## AIM
Report every line below that holds the word "screenshot".
::: EXERCISE MATERIALS
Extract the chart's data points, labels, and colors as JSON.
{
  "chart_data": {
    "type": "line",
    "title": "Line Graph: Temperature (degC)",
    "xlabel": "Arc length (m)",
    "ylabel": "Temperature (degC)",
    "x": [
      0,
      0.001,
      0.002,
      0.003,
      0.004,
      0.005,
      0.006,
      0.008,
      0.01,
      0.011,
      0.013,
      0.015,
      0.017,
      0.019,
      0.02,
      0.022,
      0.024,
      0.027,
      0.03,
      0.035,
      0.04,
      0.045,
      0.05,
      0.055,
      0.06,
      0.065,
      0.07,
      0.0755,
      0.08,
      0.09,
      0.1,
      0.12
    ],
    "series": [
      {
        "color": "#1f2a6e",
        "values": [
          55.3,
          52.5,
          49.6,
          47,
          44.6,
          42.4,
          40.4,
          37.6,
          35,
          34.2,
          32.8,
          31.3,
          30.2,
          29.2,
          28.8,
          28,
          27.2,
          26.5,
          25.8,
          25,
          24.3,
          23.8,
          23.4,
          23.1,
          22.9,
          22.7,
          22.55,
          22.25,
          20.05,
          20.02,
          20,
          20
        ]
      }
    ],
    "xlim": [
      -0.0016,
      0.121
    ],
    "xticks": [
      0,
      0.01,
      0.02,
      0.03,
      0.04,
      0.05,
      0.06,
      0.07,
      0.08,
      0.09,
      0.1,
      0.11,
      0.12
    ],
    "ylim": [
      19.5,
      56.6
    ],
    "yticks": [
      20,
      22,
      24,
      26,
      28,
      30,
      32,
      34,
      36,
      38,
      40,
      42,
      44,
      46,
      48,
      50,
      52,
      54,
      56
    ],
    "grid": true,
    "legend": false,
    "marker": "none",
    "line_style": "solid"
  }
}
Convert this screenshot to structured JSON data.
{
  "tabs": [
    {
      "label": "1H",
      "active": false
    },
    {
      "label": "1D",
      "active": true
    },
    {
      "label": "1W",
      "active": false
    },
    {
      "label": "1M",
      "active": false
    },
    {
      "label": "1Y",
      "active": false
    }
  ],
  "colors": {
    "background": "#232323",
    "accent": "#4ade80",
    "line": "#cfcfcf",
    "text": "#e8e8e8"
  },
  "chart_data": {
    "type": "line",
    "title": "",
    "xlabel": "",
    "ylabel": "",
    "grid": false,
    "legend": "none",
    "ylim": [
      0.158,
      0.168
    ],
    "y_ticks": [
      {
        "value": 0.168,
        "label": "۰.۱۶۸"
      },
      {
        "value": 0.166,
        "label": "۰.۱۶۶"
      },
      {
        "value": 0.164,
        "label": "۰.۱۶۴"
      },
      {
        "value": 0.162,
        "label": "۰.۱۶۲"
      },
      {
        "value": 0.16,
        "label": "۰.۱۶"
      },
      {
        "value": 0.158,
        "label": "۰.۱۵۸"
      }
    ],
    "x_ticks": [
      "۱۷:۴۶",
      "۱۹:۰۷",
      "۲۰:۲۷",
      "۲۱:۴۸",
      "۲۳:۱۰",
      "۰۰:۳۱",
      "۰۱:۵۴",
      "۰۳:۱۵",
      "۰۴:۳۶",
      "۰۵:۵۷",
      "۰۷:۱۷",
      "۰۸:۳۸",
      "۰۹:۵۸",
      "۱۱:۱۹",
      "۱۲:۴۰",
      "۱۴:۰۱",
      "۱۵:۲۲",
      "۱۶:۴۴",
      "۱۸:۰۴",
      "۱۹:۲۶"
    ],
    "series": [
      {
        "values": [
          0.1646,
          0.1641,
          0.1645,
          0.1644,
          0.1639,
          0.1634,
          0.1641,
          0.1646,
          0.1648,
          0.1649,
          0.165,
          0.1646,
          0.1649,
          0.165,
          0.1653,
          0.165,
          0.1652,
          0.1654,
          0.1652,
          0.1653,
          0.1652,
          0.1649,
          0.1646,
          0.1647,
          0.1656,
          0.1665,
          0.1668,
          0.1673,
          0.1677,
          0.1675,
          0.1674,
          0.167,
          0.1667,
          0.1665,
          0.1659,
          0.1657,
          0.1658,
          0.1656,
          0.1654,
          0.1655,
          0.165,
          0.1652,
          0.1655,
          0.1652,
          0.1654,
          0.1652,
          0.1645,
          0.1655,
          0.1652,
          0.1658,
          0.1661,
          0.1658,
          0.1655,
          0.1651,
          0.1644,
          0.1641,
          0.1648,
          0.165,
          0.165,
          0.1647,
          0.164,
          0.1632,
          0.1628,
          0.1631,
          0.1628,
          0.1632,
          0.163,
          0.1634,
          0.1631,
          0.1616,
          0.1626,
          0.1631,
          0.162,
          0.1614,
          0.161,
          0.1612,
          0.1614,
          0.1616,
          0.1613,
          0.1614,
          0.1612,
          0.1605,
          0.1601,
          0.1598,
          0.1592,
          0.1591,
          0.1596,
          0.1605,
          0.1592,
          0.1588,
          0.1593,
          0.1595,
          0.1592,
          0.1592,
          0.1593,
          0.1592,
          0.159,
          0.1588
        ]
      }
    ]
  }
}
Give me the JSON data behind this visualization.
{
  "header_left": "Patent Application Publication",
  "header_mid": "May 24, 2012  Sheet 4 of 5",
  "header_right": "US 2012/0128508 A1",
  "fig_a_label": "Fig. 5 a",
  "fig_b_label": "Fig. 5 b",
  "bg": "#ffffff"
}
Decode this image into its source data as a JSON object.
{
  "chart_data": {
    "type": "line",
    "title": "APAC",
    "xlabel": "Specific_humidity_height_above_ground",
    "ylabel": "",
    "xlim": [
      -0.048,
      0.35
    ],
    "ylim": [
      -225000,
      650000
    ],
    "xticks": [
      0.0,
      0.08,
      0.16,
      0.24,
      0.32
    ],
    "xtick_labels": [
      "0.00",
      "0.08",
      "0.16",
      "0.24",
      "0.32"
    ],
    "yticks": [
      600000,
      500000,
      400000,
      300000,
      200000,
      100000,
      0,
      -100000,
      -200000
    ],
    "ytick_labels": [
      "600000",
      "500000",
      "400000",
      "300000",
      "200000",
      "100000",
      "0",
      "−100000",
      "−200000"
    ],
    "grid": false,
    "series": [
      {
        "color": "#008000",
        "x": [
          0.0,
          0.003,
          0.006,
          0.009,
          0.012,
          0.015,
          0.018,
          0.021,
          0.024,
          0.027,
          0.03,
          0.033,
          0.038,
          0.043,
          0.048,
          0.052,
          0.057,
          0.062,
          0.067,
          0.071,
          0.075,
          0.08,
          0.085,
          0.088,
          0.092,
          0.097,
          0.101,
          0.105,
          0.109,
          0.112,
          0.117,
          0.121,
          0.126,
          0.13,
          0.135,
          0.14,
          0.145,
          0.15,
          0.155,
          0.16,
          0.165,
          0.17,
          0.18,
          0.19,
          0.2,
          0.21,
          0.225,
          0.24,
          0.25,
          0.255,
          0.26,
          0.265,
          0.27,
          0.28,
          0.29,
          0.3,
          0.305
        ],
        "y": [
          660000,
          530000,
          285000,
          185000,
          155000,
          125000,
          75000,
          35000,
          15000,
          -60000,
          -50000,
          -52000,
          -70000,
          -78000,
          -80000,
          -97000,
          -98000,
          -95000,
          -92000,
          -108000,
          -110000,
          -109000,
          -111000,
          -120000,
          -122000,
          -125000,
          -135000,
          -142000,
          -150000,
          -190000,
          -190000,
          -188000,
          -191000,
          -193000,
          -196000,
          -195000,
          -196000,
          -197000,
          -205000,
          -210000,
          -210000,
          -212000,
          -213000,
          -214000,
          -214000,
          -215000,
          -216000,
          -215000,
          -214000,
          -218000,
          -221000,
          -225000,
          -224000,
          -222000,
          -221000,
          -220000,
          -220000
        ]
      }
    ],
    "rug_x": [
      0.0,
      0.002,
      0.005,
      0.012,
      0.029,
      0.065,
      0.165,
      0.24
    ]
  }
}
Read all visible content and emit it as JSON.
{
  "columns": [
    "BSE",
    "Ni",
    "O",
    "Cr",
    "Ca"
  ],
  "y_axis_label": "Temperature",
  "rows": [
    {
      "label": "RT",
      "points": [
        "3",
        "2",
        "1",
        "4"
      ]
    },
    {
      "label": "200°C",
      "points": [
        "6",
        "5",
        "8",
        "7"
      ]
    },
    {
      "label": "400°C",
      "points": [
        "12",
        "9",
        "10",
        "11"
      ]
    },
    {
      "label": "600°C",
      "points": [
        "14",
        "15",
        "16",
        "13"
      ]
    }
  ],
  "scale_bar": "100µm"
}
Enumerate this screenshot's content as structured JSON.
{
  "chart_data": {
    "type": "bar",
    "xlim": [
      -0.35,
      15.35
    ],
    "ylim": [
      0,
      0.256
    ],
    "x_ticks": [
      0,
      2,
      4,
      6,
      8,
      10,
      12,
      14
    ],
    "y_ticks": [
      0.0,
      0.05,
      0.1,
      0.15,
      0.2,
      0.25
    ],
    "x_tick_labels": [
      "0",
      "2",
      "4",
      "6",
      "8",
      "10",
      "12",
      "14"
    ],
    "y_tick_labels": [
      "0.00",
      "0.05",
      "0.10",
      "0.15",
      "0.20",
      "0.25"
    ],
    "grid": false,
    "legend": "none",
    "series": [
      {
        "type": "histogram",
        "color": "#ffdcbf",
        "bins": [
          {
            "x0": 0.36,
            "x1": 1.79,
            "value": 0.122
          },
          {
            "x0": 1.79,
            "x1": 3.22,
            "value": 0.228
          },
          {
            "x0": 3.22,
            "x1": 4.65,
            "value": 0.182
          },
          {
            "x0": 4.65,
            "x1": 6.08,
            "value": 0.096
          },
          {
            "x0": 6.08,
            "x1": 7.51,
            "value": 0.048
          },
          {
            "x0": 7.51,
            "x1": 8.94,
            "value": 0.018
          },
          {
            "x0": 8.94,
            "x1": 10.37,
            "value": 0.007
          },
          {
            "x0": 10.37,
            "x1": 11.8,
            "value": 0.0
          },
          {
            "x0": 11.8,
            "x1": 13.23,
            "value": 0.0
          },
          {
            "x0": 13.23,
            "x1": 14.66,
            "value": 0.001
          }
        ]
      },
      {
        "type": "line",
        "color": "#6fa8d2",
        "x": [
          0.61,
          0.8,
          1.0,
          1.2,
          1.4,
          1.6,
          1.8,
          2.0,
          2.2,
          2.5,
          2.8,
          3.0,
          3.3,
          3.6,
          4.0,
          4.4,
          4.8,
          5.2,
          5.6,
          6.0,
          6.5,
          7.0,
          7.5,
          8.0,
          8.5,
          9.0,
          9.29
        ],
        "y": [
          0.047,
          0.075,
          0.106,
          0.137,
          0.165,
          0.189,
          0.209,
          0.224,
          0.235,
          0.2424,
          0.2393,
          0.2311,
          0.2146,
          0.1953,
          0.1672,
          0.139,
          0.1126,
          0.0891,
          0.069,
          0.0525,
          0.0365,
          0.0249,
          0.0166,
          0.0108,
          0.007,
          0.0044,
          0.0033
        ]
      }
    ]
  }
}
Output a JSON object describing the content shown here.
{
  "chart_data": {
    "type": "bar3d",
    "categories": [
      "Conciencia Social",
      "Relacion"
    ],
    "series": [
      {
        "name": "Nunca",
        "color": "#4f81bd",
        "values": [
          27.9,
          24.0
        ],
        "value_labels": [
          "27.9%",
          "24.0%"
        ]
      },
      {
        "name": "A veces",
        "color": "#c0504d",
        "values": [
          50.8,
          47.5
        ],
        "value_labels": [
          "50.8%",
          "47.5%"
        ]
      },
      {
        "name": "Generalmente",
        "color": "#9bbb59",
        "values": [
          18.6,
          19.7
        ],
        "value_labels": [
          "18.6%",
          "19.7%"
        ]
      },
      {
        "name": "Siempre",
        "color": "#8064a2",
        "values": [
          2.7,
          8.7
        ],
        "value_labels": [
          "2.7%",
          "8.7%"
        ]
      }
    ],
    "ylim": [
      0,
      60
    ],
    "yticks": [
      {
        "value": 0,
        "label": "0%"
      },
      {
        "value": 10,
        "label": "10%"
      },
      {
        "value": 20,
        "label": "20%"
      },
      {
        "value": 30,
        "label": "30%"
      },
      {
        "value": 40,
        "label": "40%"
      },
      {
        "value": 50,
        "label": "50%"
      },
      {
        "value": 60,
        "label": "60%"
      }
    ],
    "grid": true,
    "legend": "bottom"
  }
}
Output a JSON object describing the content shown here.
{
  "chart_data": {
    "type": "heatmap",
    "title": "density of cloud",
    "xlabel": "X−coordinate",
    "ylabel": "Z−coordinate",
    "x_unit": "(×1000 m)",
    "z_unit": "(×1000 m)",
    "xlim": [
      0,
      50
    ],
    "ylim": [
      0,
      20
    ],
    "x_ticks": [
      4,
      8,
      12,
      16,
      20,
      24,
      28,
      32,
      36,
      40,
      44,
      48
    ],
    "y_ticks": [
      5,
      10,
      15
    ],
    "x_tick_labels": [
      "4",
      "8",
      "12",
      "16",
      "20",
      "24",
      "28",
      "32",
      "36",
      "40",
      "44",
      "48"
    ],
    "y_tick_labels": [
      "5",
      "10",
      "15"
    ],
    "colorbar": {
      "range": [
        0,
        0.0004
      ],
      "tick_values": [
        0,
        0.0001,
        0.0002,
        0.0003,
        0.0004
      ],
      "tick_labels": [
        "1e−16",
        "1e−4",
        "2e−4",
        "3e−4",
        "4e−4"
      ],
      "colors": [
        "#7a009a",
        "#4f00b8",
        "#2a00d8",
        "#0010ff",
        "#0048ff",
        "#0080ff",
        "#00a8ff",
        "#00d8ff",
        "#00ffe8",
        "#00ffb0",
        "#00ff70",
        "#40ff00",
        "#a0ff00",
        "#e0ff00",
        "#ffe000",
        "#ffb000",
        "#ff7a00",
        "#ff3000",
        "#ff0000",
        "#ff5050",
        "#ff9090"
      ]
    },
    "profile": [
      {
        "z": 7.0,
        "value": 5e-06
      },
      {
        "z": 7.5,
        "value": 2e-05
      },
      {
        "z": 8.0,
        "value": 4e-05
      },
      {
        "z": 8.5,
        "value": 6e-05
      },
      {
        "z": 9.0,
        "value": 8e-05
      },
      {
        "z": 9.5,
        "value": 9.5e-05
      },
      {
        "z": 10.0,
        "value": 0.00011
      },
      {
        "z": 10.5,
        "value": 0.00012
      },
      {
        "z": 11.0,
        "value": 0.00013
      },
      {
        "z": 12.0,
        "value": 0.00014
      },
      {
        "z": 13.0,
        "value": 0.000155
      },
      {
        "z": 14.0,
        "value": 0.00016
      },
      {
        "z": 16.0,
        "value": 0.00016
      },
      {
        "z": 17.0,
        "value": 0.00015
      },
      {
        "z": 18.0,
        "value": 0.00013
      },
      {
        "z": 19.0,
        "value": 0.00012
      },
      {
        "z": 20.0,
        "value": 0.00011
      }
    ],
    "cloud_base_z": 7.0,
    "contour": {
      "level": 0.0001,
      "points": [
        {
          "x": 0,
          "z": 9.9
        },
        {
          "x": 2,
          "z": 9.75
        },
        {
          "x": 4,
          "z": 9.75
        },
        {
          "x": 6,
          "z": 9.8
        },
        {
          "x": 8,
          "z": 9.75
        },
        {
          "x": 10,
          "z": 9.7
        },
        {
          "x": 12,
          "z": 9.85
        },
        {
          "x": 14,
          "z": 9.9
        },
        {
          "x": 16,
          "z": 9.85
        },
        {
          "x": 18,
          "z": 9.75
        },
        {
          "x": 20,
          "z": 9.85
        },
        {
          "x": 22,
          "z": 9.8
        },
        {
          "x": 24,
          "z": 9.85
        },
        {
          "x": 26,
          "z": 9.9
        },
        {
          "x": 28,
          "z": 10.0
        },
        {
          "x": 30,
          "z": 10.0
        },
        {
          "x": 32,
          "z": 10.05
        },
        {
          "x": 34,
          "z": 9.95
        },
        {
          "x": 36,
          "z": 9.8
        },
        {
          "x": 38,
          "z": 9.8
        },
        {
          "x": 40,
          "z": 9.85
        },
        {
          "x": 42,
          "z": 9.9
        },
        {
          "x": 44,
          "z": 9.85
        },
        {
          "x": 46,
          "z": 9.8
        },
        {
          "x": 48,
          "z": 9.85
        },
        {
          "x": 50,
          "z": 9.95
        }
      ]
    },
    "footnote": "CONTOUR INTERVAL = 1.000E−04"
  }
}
::::::
## THE OUTPUT
Convert this screenshot to structured JSON data.
Enumerate this screenshot's content as structured JSON.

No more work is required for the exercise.